### SHORT EXERCISE
What number of lines contain the word "Sensibilität"? Reply with the number and nothing else.

▼

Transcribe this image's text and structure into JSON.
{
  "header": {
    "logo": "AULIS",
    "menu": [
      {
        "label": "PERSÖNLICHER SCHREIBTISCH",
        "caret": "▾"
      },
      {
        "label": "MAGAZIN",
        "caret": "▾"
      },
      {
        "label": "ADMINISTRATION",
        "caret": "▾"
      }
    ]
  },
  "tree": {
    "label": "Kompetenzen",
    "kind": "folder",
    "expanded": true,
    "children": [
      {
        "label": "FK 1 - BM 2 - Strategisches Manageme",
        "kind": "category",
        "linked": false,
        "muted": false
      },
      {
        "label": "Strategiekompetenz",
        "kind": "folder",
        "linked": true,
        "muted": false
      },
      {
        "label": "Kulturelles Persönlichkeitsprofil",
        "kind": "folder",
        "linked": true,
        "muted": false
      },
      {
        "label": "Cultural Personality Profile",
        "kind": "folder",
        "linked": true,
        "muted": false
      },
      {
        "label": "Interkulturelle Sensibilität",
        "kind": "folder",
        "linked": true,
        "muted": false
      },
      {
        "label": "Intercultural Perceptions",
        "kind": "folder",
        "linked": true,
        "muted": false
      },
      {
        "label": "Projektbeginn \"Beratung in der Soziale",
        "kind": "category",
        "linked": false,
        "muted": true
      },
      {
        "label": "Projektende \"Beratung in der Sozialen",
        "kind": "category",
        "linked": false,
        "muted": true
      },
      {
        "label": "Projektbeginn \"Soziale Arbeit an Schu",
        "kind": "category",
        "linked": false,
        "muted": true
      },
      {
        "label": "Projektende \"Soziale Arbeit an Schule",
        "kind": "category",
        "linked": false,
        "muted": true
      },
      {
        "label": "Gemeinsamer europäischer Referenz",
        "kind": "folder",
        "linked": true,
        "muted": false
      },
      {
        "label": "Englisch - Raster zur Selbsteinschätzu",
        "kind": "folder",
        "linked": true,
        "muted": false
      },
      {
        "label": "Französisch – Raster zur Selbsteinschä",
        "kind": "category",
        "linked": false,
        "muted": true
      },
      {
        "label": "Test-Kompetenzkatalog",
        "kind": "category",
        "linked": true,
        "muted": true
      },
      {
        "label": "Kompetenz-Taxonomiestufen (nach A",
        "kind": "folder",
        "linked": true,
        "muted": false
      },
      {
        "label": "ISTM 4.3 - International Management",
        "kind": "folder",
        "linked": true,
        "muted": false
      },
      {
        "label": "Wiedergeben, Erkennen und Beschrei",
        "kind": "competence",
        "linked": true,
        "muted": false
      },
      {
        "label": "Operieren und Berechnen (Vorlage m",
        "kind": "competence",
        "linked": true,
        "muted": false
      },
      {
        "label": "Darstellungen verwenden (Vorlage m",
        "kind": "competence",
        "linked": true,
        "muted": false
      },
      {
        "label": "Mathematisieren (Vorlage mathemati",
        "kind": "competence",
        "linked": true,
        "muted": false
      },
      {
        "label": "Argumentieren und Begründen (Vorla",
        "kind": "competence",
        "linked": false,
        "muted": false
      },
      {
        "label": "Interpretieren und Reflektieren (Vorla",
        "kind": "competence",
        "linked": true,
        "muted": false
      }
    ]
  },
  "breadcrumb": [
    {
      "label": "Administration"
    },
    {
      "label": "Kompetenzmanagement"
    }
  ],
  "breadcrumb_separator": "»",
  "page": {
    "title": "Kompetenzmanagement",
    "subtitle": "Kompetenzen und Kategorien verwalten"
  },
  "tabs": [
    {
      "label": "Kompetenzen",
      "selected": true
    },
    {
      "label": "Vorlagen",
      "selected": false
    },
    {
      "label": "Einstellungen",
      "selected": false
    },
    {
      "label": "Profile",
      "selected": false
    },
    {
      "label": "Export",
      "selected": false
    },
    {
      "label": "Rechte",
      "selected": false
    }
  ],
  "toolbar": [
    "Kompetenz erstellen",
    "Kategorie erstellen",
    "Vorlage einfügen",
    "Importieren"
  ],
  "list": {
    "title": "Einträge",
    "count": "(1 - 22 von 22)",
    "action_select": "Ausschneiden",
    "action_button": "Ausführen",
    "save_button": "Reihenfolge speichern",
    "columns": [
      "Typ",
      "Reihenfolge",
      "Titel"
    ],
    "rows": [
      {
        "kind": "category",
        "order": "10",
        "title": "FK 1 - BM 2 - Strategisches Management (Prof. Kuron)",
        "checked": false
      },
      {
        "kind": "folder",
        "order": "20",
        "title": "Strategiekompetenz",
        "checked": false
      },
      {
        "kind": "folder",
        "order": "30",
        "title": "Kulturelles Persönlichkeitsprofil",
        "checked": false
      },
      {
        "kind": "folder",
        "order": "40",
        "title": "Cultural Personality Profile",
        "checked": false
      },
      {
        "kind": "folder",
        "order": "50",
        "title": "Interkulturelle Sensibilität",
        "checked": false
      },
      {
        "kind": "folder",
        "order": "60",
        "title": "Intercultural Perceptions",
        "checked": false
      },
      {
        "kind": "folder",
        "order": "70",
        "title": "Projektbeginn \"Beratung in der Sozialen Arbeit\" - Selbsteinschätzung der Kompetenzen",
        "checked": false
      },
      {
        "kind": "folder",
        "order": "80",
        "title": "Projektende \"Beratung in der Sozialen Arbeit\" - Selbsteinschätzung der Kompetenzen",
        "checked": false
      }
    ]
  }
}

▲

### OUTPUT OF THE TASK
2